Do this
Below is a block of records. Copy every line in it that contains the word "Average".

Extracted entries
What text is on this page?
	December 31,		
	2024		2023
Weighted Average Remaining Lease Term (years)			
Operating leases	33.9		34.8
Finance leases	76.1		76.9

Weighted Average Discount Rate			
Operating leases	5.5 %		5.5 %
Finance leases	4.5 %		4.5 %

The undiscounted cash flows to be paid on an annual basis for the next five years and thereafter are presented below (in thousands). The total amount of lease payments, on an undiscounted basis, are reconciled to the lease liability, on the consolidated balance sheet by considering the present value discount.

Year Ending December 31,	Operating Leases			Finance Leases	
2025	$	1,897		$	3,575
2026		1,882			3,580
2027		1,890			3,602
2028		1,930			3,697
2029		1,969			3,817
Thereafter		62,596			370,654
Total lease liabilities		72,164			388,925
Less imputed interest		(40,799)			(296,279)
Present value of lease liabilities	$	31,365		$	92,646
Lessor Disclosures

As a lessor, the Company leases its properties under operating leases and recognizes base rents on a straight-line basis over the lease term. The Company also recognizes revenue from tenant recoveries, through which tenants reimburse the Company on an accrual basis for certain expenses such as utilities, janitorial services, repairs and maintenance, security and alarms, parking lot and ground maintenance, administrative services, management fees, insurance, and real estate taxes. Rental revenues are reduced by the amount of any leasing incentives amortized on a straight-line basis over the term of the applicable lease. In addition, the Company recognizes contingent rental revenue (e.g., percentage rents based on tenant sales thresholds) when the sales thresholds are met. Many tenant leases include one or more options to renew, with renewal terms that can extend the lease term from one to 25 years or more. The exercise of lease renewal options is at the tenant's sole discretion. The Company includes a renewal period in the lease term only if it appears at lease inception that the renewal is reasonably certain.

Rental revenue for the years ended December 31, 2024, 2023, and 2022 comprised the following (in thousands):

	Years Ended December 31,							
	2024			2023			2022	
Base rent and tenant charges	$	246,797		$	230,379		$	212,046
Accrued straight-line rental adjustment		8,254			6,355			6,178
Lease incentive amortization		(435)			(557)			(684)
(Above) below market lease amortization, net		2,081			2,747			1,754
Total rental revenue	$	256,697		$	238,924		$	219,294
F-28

==

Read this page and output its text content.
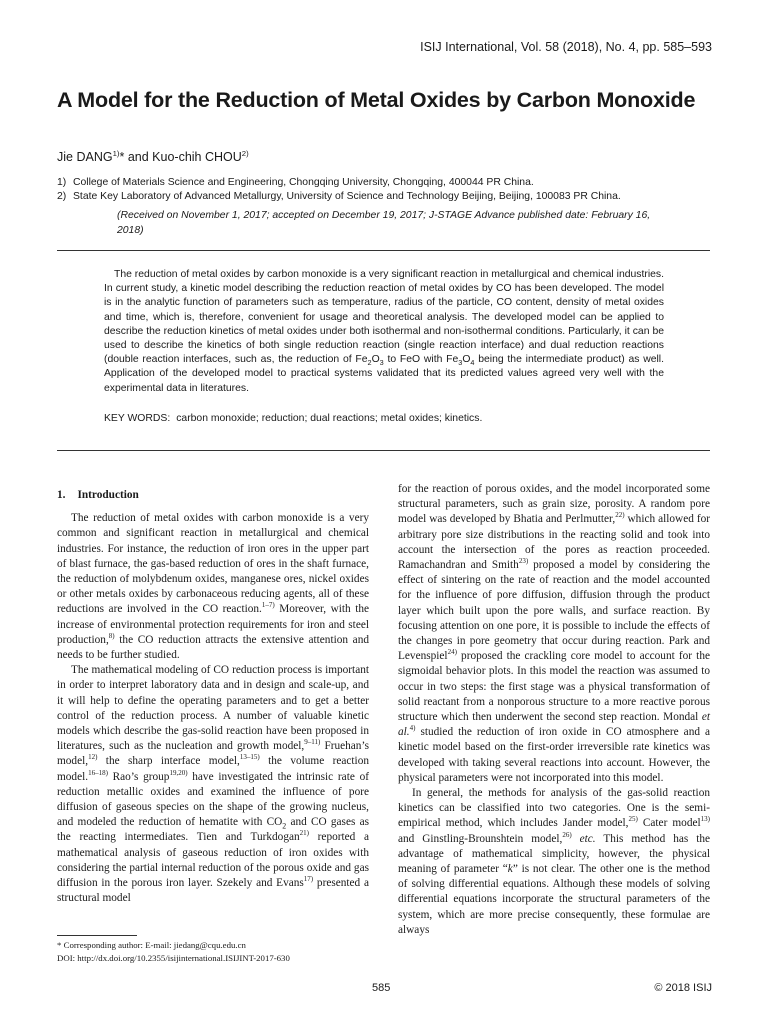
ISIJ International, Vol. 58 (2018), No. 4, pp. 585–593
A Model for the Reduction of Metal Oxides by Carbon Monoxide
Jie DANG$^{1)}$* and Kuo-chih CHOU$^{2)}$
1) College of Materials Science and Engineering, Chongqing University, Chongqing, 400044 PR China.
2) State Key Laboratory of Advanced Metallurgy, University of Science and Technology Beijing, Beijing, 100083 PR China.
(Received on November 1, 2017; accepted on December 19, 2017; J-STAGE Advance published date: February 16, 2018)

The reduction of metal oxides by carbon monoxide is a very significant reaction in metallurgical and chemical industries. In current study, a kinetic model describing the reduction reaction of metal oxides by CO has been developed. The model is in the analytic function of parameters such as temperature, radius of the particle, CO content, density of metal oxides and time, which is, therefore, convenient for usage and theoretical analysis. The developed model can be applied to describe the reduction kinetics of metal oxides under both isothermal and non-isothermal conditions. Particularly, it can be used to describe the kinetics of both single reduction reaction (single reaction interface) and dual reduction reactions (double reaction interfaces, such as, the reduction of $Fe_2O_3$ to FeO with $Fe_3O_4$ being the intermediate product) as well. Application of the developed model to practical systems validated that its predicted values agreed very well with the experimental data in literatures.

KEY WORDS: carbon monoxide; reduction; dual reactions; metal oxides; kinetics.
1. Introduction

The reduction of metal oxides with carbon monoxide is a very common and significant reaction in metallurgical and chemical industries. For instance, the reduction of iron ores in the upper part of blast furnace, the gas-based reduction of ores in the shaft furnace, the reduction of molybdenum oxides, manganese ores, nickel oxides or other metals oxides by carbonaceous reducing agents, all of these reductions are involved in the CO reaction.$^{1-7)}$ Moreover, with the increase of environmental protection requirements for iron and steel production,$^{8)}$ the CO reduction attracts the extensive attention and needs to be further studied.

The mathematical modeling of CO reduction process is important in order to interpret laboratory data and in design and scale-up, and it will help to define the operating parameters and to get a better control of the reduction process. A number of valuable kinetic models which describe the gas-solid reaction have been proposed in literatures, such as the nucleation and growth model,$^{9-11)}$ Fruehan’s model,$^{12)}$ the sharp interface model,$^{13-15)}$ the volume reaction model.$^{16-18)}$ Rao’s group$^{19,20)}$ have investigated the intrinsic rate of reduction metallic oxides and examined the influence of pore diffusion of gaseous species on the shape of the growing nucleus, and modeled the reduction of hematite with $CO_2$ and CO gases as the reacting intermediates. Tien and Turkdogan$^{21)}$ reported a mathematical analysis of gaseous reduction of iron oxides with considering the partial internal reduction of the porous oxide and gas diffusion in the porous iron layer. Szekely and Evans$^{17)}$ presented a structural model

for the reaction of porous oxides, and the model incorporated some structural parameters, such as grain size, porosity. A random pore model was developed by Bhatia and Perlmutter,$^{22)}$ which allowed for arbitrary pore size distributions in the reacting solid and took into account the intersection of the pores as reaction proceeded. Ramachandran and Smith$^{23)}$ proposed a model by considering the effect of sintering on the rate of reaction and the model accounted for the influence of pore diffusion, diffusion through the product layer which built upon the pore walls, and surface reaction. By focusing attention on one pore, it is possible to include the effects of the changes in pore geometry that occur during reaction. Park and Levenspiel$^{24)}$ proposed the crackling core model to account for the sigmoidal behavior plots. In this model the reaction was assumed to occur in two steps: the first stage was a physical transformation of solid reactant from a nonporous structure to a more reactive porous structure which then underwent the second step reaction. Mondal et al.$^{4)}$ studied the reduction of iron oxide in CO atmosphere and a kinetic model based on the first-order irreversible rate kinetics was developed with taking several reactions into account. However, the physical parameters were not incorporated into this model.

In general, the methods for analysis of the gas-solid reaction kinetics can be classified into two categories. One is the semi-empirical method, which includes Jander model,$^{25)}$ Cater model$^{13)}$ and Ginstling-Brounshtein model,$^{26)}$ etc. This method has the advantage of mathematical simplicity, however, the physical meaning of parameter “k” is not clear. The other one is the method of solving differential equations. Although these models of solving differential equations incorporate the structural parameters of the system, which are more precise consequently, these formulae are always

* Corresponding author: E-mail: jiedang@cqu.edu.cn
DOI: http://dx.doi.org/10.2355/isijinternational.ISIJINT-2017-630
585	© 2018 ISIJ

Right answer
Weighted Average Remaining Lease Term (years)			
Weighted Average Discount Rate			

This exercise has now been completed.